Task goal => Take each line containing the word "name" and copy it.

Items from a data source
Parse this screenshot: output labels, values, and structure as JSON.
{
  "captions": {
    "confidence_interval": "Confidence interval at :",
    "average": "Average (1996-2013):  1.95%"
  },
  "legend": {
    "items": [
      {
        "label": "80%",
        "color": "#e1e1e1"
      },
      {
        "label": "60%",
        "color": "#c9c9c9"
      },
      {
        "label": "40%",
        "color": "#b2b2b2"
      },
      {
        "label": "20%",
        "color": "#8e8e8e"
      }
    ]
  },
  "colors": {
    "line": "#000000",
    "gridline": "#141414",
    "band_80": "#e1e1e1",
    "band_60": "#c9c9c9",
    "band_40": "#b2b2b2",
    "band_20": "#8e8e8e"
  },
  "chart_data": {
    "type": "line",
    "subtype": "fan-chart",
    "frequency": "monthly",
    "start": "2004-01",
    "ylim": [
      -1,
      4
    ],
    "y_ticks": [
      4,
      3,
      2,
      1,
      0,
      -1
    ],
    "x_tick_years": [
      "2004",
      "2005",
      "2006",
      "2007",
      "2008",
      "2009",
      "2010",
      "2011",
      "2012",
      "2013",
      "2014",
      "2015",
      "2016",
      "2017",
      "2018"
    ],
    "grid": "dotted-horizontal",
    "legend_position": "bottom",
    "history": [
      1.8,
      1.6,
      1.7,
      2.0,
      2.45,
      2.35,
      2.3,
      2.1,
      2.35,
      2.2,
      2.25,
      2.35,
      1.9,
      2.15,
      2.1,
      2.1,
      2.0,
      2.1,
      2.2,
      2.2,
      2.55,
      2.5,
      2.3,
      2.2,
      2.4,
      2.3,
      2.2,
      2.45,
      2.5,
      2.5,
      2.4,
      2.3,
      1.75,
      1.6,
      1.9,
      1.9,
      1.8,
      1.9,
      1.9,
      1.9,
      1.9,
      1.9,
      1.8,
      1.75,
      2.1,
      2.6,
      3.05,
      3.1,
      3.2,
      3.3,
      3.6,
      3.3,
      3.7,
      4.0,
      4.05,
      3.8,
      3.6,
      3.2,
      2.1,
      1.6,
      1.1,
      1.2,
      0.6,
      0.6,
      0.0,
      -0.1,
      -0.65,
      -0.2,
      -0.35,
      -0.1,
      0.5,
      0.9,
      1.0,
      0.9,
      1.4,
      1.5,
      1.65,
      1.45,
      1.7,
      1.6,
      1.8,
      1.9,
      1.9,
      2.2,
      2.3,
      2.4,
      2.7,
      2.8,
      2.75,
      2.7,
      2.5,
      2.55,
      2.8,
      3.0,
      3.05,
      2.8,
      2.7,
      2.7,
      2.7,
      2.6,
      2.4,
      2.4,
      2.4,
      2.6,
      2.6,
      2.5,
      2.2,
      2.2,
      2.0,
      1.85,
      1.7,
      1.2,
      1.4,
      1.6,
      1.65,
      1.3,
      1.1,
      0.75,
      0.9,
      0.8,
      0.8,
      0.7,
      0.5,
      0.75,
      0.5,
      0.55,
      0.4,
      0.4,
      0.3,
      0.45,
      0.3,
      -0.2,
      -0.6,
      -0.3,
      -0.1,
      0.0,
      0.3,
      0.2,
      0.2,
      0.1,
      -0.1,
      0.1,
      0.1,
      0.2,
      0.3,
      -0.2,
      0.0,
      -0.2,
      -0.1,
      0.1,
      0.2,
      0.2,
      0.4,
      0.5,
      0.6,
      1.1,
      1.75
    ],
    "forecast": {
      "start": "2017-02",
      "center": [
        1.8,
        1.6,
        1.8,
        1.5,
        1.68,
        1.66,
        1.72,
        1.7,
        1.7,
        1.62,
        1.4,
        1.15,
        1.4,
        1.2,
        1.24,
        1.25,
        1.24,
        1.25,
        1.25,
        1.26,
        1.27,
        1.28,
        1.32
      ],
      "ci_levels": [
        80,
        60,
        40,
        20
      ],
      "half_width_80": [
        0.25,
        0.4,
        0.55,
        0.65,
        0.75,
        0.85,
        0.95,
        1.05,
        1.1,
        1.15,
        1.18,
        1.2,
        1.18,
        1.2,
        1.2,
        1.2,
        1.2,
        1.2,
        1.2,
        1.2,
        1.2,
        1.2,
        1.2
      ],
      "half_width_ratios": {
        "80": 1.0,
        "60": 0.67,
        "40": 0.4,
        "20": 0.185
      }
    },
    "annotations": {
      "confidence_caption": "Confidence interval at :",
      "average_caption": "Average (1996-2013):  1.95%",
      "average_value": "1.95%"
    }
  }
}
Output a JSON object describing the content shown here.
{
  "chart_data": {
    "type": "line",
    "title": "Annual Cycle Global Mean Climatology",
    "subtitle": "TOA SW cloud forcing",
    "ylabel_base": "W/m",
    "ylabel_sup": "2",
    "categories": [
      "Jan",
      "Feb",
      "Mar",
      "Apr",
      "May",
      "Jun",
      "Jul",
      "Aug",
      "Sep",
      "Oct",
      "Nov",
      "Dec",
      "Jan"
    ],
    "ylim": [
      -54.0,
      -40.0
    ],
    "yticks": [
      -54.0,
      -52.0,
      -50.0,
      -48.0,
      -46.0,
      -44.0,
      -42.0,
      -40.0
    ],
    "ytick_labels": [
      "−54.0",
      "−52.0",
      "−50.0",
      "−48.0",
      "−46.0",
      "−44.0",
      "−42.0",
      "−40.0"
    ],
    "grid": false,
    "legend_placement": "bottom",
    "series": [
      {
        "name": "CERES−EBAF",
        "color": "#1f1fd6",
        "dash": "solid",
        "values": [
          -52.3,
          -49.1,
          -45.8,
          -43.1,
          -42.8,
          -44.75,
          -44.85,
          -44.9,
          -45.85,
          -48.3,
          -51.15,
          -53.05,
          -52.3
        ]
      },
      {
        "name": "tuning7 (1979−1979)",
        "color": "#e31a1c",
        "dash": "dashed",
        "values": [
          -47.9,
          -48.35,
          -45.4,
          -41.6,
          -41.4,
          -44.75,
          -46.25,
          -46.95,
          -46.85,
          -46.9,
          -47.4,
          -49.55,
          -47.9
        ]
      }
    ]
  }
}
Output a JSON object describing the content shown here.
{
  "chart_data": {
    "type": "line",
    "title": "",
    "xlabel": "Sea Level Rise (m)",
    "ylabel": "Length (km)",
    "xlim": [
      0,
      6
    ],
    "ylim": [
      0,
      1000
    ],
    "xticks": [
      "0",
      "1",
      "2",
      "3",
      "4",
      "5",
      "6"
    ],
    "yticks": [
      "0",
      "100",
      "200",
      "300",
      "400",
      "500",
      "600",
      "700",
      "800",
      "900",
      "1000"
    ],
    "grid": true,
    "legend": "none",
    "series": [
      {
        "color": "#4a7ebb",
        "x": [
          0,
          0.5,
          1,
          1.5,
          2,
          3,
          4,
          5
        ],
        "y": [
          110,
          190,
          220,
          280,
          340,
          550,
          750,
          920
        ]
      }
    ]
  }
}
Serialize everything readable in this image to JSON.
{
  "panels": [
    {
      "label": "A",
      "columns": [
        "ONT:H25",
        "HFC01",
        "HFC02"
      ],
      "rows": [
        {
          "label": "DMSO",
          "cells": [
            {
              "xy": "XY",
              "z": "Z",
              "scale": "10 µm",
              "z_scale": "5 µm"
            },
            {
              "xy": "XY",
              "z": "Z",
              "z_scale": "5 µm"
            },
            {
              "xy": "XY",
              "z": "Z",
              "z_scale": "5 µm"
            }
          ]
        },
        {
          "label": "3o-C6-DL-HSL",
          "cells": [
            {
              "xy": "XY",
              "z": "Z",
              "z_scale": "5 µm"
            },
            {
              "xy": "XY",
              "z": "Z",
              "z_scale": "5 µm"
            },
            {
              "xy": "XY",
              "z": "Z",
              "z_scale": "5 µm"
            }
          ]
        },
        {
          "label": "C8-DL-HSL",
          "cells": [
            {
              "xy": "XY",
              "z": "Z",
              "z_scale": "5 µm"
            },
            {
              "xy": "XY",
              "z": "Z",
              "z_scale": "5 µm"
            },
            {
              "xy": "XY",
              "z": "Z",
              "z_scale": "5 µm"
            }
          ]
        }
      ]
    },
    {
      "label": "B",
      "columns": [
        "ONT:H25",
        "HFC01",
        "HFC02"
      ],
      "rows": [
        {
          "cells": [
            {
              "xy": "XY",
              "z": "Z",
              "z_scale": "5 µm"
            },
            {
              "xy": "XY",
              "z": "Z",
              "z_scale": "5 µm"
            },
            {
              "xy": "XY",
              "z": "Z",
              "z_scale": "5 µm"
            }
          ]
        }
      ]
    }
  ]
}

Output below =>
        "name": "CERES−EBAF",
        "name": "tuning7 (1979−1979)",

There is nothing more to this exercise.